[Data records]
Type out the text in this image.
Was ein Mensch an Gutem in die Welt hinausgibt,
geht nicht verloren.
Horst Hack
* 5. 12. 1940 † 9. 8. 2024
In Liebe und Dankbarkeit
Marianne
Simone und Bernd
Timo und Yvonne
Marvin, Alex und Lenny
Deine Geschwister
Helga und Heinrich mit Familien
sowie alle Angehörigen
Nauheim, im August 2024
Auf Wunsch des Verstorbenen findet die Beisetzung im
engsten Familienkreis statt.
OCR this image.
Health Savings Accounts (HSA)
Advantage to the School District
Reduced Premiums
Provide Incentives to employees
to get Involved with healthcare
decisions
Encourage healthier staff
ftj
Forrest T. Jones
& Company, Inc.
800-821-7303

◆ **EXERCISE**
Which lines hold the word "this"? Copy every one of them.

◆ **OUTPUT OF THE EXERCISE**
Type out the text in this image.
OCR this image.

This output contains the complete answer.